Task requirements: Reproduce every entry that follows word for word, but omit the images.

Information supplied:
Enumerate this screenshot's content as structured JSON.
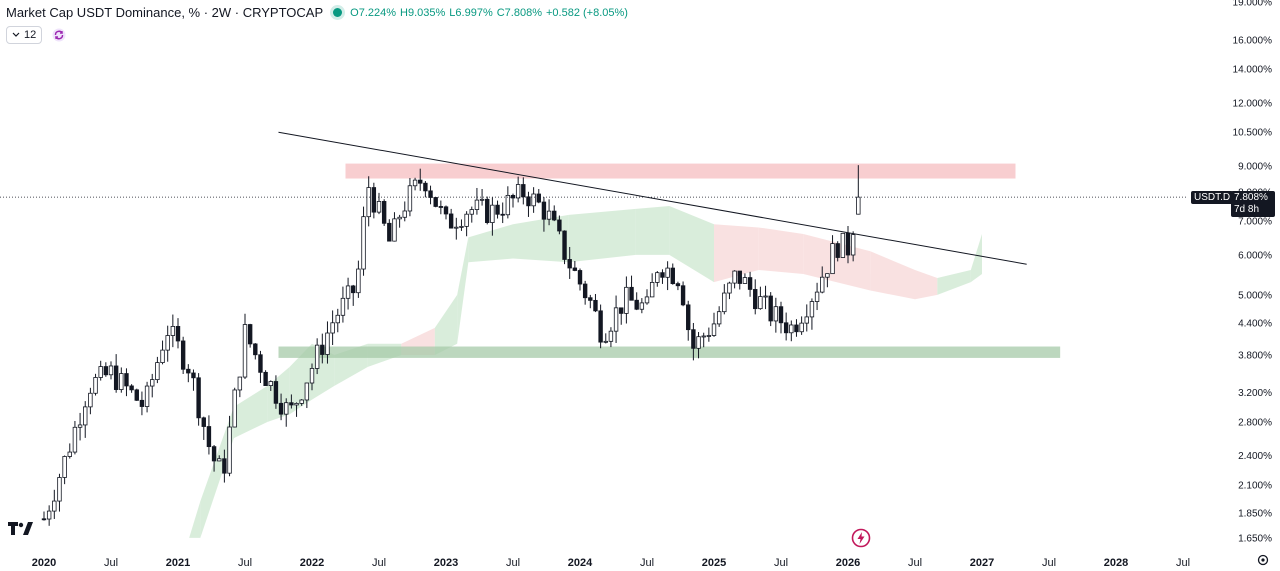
{
  "header": {
    "title": "Market Cap USDT Dominance, % · 2W · CRYPTOCAP",
    "open": "O7.224%",
    "high": "H9.035%",
    "low": "L6.997%",
    "close": "C7.808%",
    "change": "+0.582 (+8.05%)",
    "interval_value": "12"
  },
  "badge": {
    "symbol": "USDT.D",
    "price": "7.808%",
    "countdown": "7d 8h"
  },
  "colors": {
    "up": "#089981",
    "down": "#131722",
    "resistance_zone": "#f7c5c8",
    "support_zone": "#a5c9a8",
    "cloud_bull": "#cfe9d2",
    "cloud_bear": "#f7d9d9"
  },
  "icons": {
    "interval": "chevron-down-icon",
    "sync": "sync-icon",
    "logo": "tradingview-logo-icon",
    "event": "lightning-icon",
    "settings": "gear-icon"
  },
  "chart_data": {
    "type": "candlestick",
    "title": "Market Cap USDT Dominance, % · 2W · CRYPTOCAP",
    "y_scale": "log",
    "y_ticks": [
      "19.000%",
      "16.000%",
      "14.000%",
      "12.000%",
      "10.500%",
      "9.000%",
      "8.000%",
      "7.000%",
      "6.000%",
      "5.000%",
      "4.400%",
      "3.800%",
      "3.200%",
      "2.800%",
      "2.400%",
      "2.100%",
      "1.850%",
      "1.650%"
    ],
    "y_tick_values": [
      19,
      16,
      14,
      12,
      10.5,
      9,
      8,
      7,
      6,
      5,
      4.4,
      3.8,
      3.2,
      2.8,
      2.4,
      2.1,
      1.85,
      1.65
    ],
    "x_ticks": [
      "2020",
      "Jul",
      "2021",
      "Jul",
      "2022",
      "Jul",
      "2023",
      "Jul",
      "2024",
      "Jul",
      "2025",
      "Jul",
      "2026",
      "Jul",
      "2027",
      "Jul",
      "2028",
      "Jul"
    ],
    "x_bold": [
      "2020",
      "2021",
      "2022",
      "2023",
      "2024",
      "2025",
      "2026",
      "2027",
      "2028"
    ],
    "last_price": 7.808,
    "zones": [
      {
        "name": "resistance",
        "from": "2022-04",
        "to": "2027-04",
        "low": 8.5,
        "high": 9.1
      },
      {
        "name": "support",
        "from": "2021-10",
        "to": "2027-08",
        "low": 3.75,
        "high": 3.95
      }
    ],
    "trendline": {
      "from": {
        "date": "2021-10",
        "value": 10.5
      },
      "to": {
        "date": "2027-05",
        "value": 5.75
      }
    },
    "anchors": [
      {
        "date": "2020-01",
        "value": 1.8
      },
      {
        "date": "2020-03",
        "value": 2.4
      },
      {
        "date": "2020-05",
        "value": 3.3
      },
      {
        "date": "2020-07",
        "value": 3.5
      },
      {
        "date": "2020-10",
        "value": 3.0
      },
      {
        "date": "2020-12",
        "value": 4.3
      },
      {
        "date": "2021-02",
        "value": 3.6
      },
      {
        "date": "2021-04",
        "value": 2.4
      },
      {
        "date": "2021-05",
        "value": 2.2
      },
      {
        "date": "2021-07",
        "value": 4.2
      },
      {
        "date": "2021-09",
        "value": 3.4
      },
      {
        "date": "2021-11",
        "value": 2.9
      },
      {
        "date": "2022-01",
        "value": 3.6
      },
      {
        "date": "2022-03",
        "value": 4.5
      },
      {
        "date": "2022-05",
        "value": 5.2
      },
      {
        "date": "2022-06",
        "value": 8.3
      },
      {
        "date": "2022-08",
        "value": 6.3
      },
      {
        "date": "2022-09",
        "value": 7.4
      },
      {
        "date": "2022-11",
        "value": 8.6
      },
      {
        "date": "2023-01",
        "value": 6.9
      },
      {
        "date": "2023-03",
        "value": 7.4
      },
      {
        "date": "2023-05",
        "value": 7.3
      },
      {
        "date": "2023-07",
        "value": 7.7
      },
      {
        "date": "2023-08",
        "value": 8.0
      },
      {
        "date": "2023-10",
        "value": 7.3
      },
      {
        "date": "2023-12",
        "value": 5.8
      },
      {
        "date": "2024-02",
        "value": 4.8
      },
      {
        "date": "2024-03",
        "value": 4.2
      },
      {
        "date": "2024-05",
        "value": 4.9
      },
      {
        "date": "2024-07",
        "value": 4.7
      },
      {
        "date": "2024-08",
        "value": 5.8
      },
      {
        "date": "2024-10",
        "value": 5.4
      },
      {
        "date": "2024-11",
        "value": 3.9
      },
      {
        "date": "2025-01",
        "value": 4.4
      },
      {
        "date": "2025-03",
        "value": 5.5
      },
      {
        "date": "2025-04",
        "value": 5.2
      },
      {
        "date": "2025-06",
        "value": 4.6
      },
      {
        "date": "2025-08",
        "value": 4.3
      },
      {
        "date": "2025-10",
        "value": 5.1
      },
      {
        "date": "2025-12",
        "value": 6.3
      },
      {
        "date": "2026-01",
        "value": 6.2
      },
      {
        "date": "2026-02",
        "value": 7.808
      }
    ],
    "cloud": [
      {
        "date": "2021-02",
        "low": 1.65,
        "high": 1.65,
        "bull": true
      },
      {
        "date": "2021-03",
        "low": 1.65,
        "high": 1.95,
        "bull": true
      },
      {
        "date": "2021-06",
        "low": 2.6,
        "high": 3.0,
        "bull": true
      },
      {
        "date": "2021-09",
        "low": 2.8,
        "high": 3.3,
        "bull": true
      },
      {
        "date": "2021-11",
        "low": 2.9,
        "high": 3.6,
        "bull": true
      },
      {
        "date": "2022-01",
        "low": 3.1,
        "high": 4.0,
        "bull": true
      },
      {
        "date": "2022-03",
        "low": 3.3,
        "high": 3.8,
        "bull": true
      },
      {
        "date": "2022-06",
        "low": 3.6,
        "high": 4.0,
        "bull": true
      },
      {
        "date": "2022-09",
        "low": 3.8,
        "high": 4.0,
        "bull": false
      },
      {
        "date": "2022-12",
        "low": 3.8,
        "high": 4.3,
        "bull": true
      },
      {
        "date": "2023-02",
        "low": 4.0,
        "high": 5.0,
        "bull": true
      },
      {
        "date": "2023-03",
        "low": 5.8,
        "high": 6.5,
        "bull": true
      },
      {
        "date": "2023-07",
        "low": 5.9,
        "high": 6.9,
        "bull": true
      },
      {
        "date": "2023-12",
        "low": 5.8,
        "high": 7.2,
        "bull": true
      },
      {
        "date": "2024-06",
        "low": 6.0,
        "high": 7.4,
        "bull": true
      },
      {
        "date": "2024-09",
        "low": 6.0,
        "high": 7.5,
        "bull": true
      },
      {
        "date": "2025-01",
        "low": 5.3,
        "high": 6.9,
        "bull": false
      },
      {
        "date": "2025-05",
        "low": 5.6,
        "high": 6.8,
        "bull": false
      },
      {
        "date": "2025-09",
        "low": 5.5,
        "high": 6.6,
        "bull": false
      },
      {
        "date": "2026-03",
        "low": 5.1,
        "high": 6.1,
        "bull": false
      },
      {
        "date": "2026-07",
        "low": 4.9,
        "high": 5.6,
        "bull": false
      },
      {
        "date": "2026-09",
        "low": 5.0,
        "high": 5.4,
        "bull": true
      },
      {
        "date": "2026-12",
        "low": 5.3,
        "high": 5.6,
        "bull": true
      },
      {
        "date": "2027-01",
        "low": 5.5,
        "high": 6.6,
        "bull": true
      }
    ]
  }
}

Reply:
Enumerate this screenshot's content as structured JSON.
{
  "header": {
    "title": "Market Cap USDT Dominance, % · 2W · CRYPTOCAP",
    "open": "O7.224%",
    "high": "H9.035%",
    "low": "L6.997%",
    "close": "C7.808%",
    "change": "+0.582 (+8.05%)",
    "interval_value": "12"
  },
  "badge": {
    "symbol": "USDT.D",
    "price": "7.808%",
    "countdown": "7d 8h"
  },
  "colors": {
    "up": "#089981",
    "down": "#131722",
    "resistance_zone": "#f7c5c8",
    "support_zone": "#a5c9a8",
    "cloud_bull": "#cfe9d2",
    "cloud_bear": "#f7d9d9"
  },
  "icons": {
    "interval": "chevron-down-icon",
    "sync": "sync-icon",
    "logo": "tradingview-logo-icon",
    "event": "lightning-icon",
    "settings": "gear-icon"
  },
  "chart_data": {
    "type": "candlestick",
    "title": "Market Cap USDT Dominance, % · 2W · CRYPTOCAP",
    "y_scale": "log",
    "y_ticks": [
      "19.000%",
      "16.000%",
      "14.000%",
      "12.000%",
      "10.500%",
      "9.000%",
      "8.000%",
      "7.000%",
      "6.000%",
      "5.000%",
      "4.400%",
      "3.800%",
      "3.200%",
      "2.800%",
      "2.400%",
      "2.100%",
      "1.850%",
      "1.650%"
    ],
    "y_tick_values": [
      19,
      16,
      14,
      12,
      10.5,
      9,
      8,
      7,
      6,
      5,
      4.4,
      3.8,
      3.2,
      2.8,
      2.4,
      2.1,
      1.85,
      1.65
    ],
    "x_ticks": [
      "2020",
      "Jul",
      "2021",
      "Jul",
      "2022",
      "Jul",
      "2023",
      "Jul",
      "2024",
      "Jul",
      "2025",
      "Jul",
      "2026",
      "Jul",
      "2027",
      "Jul",
      "2028",
      "Jul"
    ],
    "x_bold": [
      "2020",
      "2021",
      "2022",
      "2023",
      "2024",
      "2025",
      "2026",
      "2027",
      "2028"
    ],
    "last_price": 7.808,
    "zones": [
      {
        "name": "resistance",
        "from": "2022-04",
        "to": "2027-04",
        "low": 8.5,
        "high": 9.1
      },
      {
        "name": "support",
        "from": "2021-10",
        "to": "2027-08",
        "low": 3.75,
        "high": 3.95
      }
    ],
    "trendline": {
      "from": {
        "date": "2021-10",
        "value": 10.5
      },
      "to": {
        "date": "2027-05",
        "value": 5.75
      }
    },
    "anchors": [
      {
        "date": "2020-01",
        "value": 1.8
      },
      {
        "date": "2020-03",
        "value": 2.4
      },
      {
        "date": "2020-05",
        "value": 3.3
      },
      {
        "date": "2020-07",
        "value": 3.5
      },
      {
        "date": "2020-10",
        "value": 3.0
      },
      {
        "date": "2020-12",
        "value": 4.3
      },
      {
        "date": "2021-02",
        "value": 3.6
      },
      {
        "date": "2021-04",
        "value": 2.4
      },
      {
        "date": "2021-05",
        "value": 2.2
      },
      {
        "date": "2021-07",
        "value": 4.2
      },
      {
        "date": "2021-09",
        "value": 3.4
      },
      {
        "date": "2021-11",
        "value": 2.9
      },
      {
        "date": "2022-01",
        "value": 3.6
      },
      {
        "date": "2022-03",
        "value": 4.5
      },
      {
        "date": "2022-05",
        "value": 5.2
      },
      {
        "date": "2022-06",
        "value": 8.3
      },
      {
        "date": "2022-08",
        "value": 6.3
      },
      {
        "date": "2022-09",
        "value": 7.4
      },
      {
        "date": "2022-11",
        "value": 8.6
      },
      {
        "date": "2023-01",
        "value": 6.9
      },
      {
        "date": "2023-03",
        "value": 7.4
      },
      {
        "date": "2023-05",
        "value": 7.3
      },
      {
        "date": "2023-07",
        "value": 7.7
      },
      {
        "date": "2023-08",
        "value": 8.0
      },
      {
        "date": "2023-10",
        "value": 7.3
      },
      {
        "date": "2023-12",
        "value": 5.8
      },
      {
        "date": "2024-02",
        "value": 4.8
      },
      {
        "date": "2024-03",
        "value": 4.2
      },
      {
        "date": "2024-05",
        "value": 4.9
      },
      {
        "date": "2024-07",
        "value": 4.7
      },
      {
        "date": "2024-08",
        "value": 5.8
      },
      {
        "date": "2024-10",
        "value": 5.4
      },
      {
        "date": "2024-11",
        "value": 3.9
      },
      {
        "date": "2025-01",
        "value": 4.4
      },
      {
        "date": "2025-03",
        "value": 5.5
      },
      {
        "date": "2025-04",
        "value": 5.2
      },
      {
        "date": "2025-06",
        "value": 4.6
      },
      {
        "date": "2025-08",
        "value": 4.3
      },
      {
        "date": "2025-10",
        "value": 5.1
      },
      {
        "date": "2025-12",
        "value": 6.3
      },
      {
        "date": "2026-01",
        "value": 6.2
      },
      {
        "date": "2026-02",
        "value": 7.808
      }
    ],
    "cloud": [
      {
        "date": "2021-02",
        "low": 1.65,
        "high": 1.65,
        "bull": true
      },
      {
        "date": "2021-03",
        "low": 1.65,
        "high": 1.95,
        "bull": true
      },
      {
        "date": "2021-06",
        "low": 2.6,
        "high": 3.0,
        "bull": true
      },
      {
        "date": "2021-09",
        "low": 2.8,
        "high": 3.3,
        "bull": true
      },
      {
        "date": "2021-11",
        "low": 2.9,
        "high": 3.6,
        "bull": true
      },
      {
        "date": "2022-01",
        "low": 3.1,
        "high": 4.0,
        "bull": true
      },
      {
        "date": "2022-03",
        "low": 3.3,
        "high": 3.8,
        "bull": true
      },
      {
        "date": "2022-06",
        "low": 3.6,
        "high": 4.0,
        "bull": true
      },
      {
        "date": "2022-09",
        "low": 3.8,
        "high": 4.0,
        "bull": false
      },
      {
        "date": "2022-12",
        "low": 3.8,
        "high": 4.3,
        "bull": true
      },
      {
        "date": "2023-02",
        "low": 4.0,
        "high": 5.0,
        "bull": true
      },
      {
        "date": "2023-03",
        "low": 5.8,
        "high": 6.5,
        "bull": true
      },
      {
        "date": "2023-07",
        "low": 5.9,
        "high": 6.9,
        "bull": true
      },
      {
        "date": "2023-12",
        "low": 5.8,
        "high": 7.2,
        "bull": true
      },
      {
        "date": "2024-06",
        "low": 6.0,
        "high": 7.4,
        "bull": true
      },
      {
        "date": "2024-09",
        "low": 6.0,
        "high": 7.5,
        "bull": true
      },
      {
        "date": "2025-01",
        "low": 5.3,
        "high": 6.9,
        "bull": false
      },
      {
        "date": "2025-05",
        "low": 5.6,
        "high": 6.8,
        "bull": false
      },
      {
        "date": "2025-09",
        "low": 5.5,
        "high": 6.6,
        "bull": false
      },
      {
        "date": "2026-03",
        "low": 5.1,
        "high": 6.1,
        "bull": false
      },
      {
        "date": "2026-07",
        "low": 4.9,
        "high": 5.6,
        "bull": false
      },
      {
        "date": "2026-09",
        "low": 5.0,
        "high": 5.4,
        "bull": true
      },
      {
        "date": "2026-12",
        "low": 5.3,
        "high": 5.6,
        "bull": true
      },
      {
        "date": "2027-01",
        "low": 5.5,
        "high": 6.6,
        "bull": true
      }
    ]
  }
}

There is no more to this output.